A line counts if it contains the word "median" at least once. State how many such lines the records contain, giving the number alone.

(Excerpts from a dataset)
=== Begin Enclosure ===

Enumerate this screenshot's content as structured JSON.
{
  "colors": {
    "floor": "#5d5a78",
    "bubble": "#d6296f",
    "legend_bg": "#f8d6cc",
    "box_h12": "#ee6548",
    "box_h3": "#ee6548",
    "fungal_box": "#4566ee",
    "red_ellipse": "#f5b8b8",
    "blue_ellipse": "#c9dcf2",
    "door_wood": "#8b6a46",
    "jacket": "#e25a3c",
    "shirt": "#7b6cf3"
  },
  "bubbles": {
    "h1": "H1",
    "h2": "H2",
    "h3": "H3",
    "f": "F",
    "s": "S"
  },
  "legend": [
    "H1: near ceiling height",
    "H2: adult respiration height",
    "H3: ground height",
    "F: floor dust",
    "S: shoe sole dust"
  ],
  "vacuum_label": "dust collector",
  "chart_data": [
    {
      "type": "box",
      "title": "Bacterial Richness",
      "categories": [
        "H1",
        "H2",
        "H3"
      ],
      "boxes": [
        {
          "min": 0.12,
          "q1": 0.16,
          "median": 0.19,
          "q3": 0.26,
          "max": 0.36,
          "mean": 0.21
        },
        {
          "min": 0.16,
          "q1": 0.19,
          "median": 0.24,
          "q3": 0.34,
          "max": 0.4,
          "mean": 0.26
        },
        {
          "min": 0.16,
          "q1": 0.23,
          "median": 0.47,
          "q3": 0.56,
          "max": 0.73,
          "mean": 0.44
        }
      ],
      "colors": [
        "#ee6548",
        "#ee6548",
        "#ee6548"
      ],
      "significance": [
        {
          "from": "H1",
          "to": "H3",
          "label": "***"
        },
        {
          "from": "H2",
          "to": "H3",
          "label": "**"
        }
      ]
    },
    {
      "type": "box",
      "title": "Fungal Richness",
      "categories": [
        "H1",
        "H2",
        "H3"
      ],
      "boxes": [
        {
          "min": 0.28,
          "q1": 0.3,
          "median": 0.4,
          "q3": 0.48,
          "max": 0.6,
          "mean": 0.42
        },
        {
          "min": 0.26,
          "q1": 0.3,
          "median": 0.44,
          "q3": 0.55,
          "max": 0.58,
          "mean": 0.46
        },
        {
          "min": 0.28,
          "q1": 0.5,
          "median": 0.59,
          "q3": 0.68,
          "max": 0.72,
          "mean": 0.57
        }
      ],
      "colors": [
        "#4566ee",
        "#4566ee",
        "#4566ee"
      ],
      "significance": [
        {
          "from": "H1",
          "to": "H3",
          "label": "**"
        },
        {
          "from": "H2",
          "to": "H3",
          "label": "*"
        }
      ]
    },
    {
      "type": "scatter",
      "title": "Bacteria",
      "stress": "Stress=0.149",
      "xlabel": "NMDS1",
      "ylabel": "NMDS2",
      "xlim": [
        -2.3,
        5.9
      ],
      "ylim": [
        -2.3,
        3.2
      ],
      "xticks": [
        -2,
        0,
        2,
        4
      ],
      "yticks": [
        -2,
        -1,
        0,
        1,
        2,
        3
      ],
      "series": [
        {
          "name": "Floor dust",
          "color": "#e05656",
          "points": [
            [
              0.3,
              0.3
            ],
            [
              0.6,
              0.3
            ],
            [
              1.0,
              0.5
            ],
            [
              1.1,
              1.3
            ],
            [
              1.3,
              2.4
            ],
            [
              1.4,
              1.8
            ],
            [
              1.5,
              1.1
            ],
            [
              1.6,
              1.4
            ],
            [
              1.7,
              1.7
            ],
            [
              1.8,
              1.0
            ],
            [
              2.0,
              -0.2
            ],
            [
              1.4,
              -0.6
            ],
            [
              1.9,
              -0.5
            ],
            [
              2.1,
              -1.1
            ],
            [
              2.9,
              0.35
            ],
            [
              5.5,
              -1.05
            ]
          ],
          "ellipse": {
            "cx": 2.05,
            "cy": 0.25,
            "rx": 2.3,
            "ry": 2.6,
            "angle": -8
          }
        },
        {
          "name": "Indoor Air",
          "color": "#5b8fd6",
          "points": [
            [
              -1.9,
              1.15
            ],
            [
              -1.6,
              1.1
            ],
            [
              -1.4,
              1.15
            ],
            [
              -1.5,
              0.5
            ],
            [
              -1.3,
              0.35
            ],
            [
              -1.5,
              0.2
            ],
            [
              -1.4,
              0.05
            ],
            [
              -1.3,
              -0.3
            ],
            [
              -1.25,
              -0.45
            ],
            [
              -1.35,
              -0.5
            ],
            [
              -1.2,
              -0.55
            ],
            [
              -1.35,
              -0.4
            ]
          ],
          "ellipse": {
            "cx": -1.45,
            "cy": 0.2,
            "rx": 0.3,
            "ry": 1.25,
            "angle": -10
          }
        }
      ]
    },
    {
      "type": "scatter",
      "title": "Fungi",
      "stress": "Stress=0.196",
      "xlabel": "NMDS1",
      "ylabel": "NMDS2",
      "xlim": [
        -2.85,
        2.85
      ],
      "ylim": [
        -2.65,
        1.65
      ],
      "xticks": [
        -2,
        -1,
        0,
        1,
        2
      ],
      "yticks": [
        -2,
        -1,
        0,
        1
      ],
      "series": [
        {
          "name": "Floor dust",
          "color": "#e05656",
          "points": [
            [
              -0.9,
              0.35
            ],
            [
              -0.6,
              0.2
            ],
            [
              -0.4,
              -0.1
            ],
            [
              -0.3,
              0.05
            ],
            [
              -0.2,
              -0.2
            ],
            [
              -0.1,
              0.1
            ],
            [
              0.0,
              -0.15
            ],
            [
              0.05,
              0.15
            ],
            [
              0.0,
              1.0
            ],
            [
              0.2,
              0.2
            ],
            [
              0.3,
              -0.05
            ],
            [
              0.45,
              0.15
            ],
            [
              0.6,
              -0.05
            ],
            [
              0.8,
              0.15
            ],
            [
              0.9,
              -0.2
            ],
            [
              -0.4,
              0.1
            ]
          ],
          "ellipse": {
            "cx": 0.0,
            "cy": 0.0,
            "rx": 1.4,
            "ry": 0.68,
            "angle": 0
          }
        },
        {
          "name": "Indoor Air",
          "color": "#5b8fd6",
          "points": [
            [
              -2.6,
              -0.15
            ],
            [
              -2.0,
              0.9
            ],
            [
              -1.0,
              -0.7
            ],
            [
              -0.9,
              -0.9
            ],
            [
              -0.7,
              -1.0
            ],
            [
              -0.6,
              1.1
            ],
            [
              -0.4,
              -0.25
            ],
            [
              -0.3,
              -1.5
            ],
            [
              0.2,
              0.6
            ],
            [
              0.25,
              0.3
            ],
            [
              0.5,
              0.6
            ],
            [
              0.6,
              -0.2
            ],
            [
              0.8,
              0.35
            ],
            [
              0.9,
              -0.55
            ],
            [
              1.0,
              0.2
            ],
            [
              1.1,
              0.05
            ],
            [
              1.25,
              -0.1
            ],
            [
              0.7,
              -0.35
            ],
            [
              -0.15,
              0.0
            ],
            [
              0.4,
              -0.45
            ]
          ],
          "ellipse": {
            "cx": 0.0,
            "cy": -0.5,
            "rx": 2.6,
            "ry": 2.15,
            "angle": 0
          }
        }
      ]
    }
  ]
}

=== End Enclosure ===
=== Begin Enclosure ===

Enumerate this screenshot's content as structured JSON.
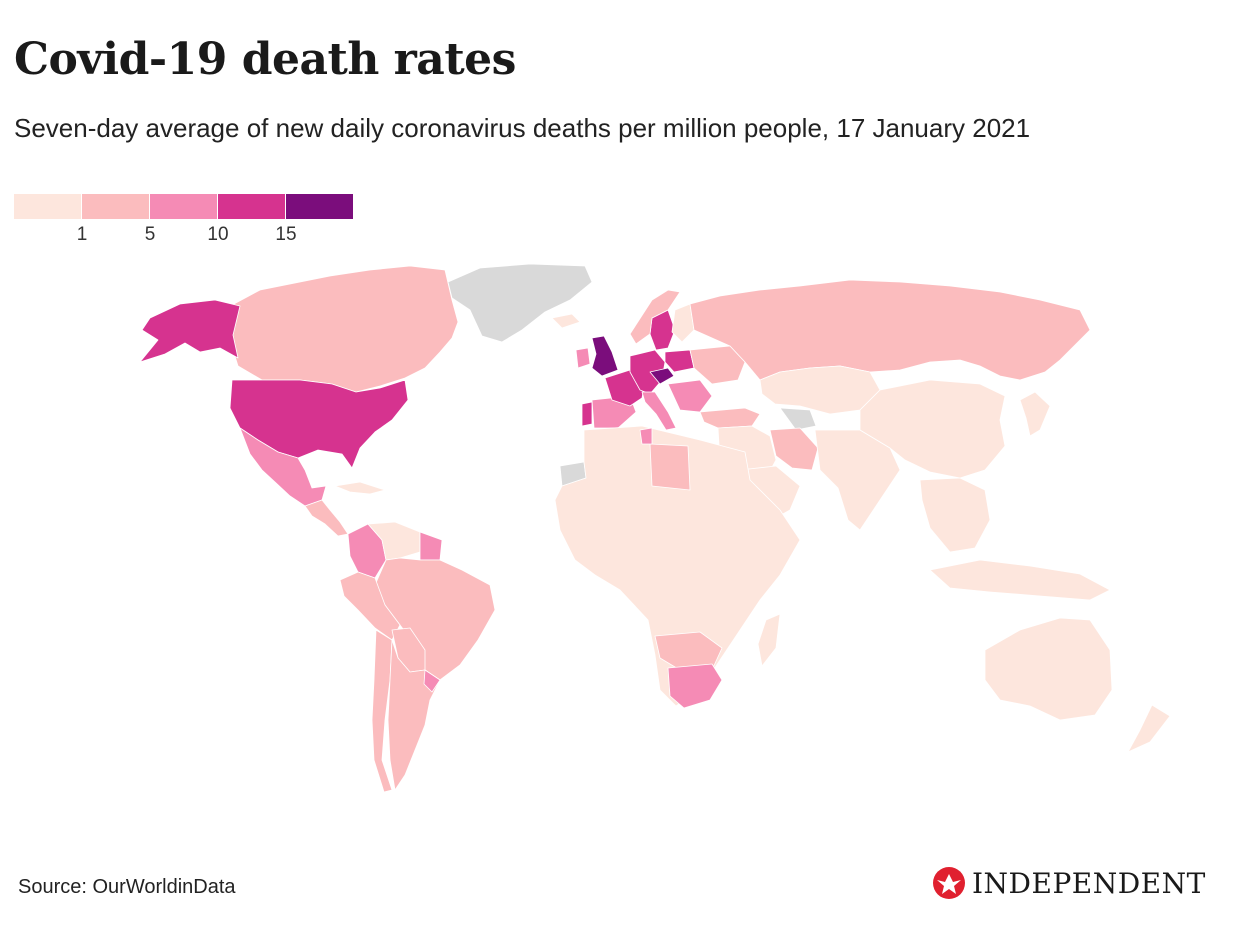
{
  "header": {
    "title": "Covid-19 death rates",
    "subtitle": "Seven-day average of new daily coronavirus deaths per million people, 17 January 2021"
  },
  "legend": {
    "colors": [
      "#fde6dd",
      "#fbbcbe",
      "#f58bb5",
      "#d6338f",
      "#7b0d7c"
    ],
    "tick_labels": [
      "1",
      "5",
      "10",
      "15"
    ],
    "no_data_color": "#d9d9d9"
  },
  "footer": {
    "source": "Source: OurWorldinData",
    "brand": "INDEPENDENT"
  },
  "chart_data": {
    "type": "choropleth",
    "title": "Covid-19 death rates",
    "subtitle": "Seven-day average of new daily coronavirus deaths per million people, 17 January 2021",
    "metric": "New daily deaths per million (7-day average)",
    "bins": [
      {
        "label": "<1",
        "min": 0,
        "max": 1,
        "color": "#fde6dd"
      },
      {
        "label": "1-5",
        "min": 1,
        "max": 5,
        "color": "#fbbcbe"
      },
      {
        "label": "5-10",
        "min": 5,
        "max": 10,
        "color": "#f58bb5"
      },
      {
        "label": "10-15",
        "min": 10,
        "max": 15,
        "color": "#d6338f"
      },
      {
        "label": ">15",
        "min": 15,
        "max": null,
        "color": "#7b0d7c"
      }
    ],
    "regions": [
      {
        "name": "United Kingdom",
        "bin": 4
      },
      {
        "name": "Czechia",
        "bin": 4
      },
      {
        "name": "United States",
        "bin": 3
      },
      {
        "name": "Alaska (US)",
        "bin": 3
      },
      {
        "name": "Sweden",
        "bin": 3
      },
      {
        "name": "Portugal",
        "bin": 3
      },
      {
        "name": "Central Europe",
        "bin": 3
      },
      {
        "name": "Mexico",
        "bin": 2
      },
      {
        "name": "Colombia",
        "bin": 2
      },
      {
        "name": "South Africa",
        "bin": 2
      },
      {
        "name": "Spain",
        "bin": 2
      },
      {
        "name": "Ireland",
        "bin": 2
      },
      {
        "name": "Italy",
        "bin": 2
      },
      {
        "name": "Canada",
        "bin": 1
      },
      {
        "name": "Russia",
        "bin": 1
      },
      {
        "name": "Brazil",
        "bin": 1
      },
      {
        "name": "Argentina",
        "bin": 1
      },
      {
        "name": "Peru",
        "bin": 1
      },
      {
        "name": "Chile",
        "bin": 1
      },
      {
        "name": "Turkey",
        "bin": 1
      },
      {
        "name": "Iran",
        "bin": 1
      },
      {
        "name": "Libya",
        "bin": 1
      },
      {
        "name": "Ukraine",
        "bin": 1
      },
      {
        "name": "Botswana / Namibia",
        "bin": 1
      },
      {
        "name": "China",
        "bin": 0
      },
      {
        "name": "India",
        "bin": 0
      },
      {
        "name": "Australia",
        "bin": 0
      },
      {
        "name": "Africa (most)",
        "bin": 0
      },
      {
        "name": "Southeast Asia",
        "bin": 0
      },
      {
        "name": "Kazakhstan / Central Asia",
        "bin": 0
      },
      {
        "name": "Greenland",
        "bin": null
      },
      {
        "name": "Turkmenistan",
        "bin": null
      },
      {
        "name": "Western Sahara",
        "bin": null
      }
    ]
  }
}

=== End Enclosure ===
=== Begin Enclosure ===

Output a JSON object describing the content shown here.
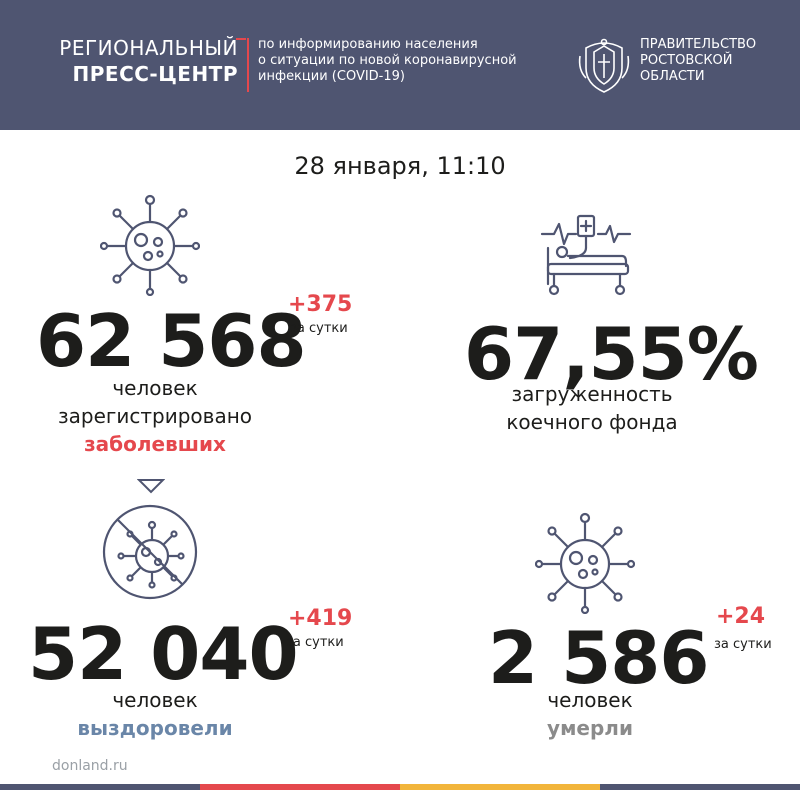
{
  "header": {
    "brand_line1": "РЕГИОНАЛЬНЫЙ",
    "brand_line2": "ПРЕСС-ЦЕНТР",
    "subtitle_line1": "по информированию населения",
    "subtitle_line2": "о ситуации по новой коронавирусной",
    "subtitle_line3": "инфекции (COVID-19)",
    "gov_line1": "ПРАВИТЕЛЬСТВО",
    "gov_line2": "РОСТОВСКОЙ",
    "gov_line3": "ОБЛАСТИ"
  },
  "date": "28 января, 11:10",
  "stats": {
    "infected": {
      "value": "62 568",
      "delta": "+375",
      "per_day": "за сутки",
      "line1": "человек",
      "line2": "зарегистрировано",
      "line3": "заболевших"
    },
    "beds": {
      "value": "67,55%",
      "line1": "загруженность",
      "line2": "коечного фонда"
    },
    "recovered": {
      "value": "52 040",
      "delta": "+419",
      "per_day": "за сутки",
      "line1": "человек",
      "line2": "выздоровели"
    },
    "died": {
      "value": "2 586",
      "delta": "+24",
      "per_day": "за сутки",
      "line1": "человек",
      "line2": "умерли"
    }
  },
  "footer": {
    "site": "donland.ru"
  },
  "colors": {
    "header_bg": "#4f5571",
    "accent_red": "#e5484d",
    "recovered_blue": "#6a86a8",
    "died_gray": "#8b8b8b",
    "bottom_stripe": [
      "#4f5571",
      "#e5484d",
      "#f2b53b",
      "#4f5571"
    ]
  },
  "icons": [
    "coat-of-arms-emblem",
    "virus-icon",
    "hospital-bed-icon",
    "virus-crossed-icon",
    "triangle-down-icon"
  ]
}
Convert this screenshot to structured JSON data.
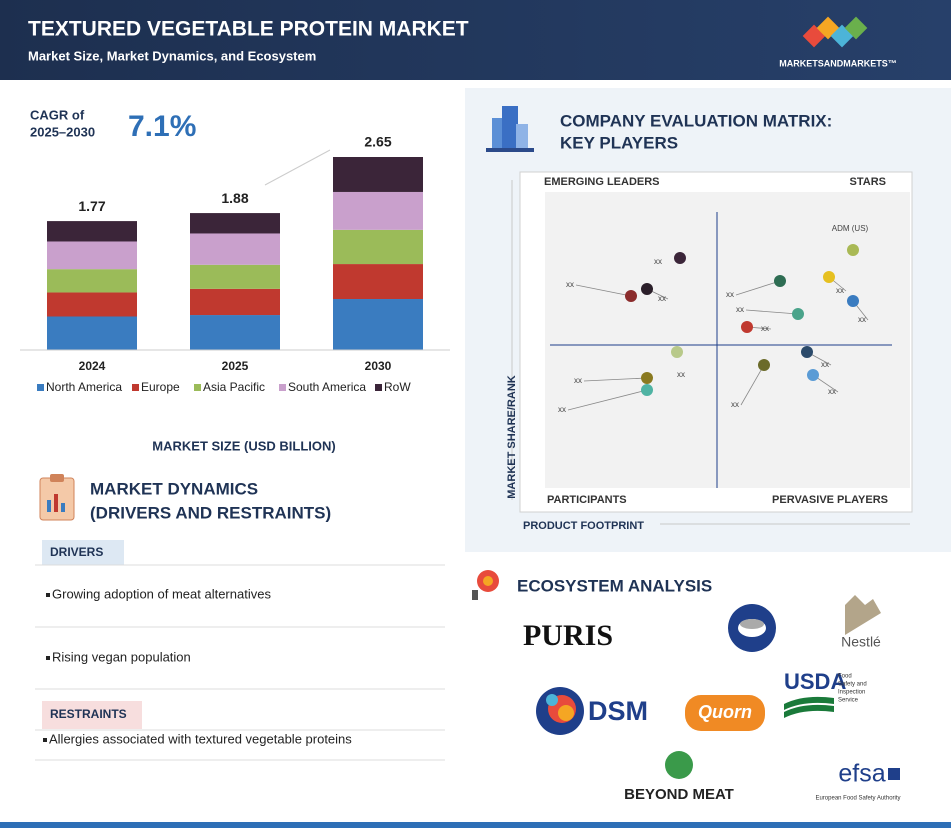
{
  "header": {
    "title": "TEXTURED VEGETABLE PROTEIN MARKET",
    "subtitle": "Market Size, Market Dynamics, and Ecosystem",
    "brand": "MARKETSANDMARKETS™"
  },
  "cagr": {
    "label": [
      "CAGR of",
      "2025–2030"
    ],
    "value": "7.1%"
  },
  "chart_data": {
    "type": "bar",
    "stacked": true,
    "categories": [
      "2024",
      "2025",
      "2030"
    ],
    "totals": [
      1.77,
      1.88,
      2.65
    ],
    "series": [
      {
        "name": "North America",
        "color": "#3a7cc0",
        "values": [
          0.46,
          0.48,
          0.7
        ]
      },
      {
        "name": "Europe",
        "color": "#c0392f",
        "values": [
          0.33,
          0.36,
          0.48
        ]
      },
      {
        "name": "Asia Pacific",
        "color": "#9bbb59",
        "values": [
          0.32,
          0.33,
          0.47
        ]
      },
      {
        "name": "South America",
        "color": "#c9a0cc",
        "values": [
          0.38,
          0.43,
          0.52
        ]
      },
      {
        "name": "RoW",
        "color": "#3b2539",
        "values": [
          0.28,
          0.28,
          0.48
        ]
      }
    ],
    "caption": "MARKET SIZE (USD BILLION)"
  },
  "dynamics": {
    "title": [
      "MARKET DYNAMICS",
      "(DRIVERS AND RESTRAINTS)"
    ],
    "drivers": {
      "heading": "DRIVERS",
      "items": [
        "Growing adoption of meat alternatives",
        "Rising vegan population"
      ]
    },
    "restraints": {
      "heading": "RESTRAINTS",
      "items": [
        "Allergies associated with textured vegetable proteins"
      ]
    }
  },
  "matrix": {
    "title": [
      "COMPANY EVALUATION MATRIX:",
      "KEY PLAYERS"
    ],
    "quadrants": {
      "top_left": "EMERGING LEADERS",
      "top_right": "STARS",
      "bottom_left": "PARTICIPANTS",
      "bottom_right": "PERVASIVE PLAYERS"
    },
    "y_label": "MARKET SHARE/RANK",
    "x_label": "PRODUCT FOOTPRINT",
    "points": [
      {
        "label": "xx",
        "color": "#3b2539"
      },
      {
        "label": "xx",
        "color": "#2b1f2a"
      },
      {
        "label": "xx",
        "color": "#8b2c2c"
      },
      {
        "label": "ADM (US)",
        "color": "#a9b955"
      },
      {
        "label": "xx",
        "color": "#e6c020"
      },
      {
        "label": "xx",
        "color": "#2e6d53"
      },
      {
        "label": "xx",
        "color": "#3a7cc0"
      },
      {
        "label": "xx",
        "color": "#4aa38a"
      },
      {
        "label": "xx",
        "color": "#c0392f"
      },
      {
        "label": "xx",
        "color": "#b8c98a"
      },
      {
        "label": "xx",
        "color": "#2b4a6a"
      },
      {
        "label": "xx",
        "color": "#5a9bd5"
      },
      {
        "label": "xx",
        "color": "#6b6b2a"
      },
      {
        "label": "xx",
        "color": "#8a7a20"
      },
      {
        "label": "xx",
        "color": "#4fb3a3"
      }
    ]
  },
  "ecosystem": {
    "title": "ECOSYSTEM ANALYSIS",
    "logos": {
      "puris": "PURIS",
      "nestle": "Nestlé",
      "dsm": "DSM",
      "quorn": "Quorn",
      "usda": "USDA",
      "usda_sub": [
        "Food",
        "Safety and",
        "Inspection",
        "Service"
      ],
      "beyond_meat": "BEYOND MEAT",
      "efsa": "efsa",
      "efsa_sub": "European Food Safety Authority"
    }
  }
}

=== End Enclosure ===

## WRITTEN REPLY
6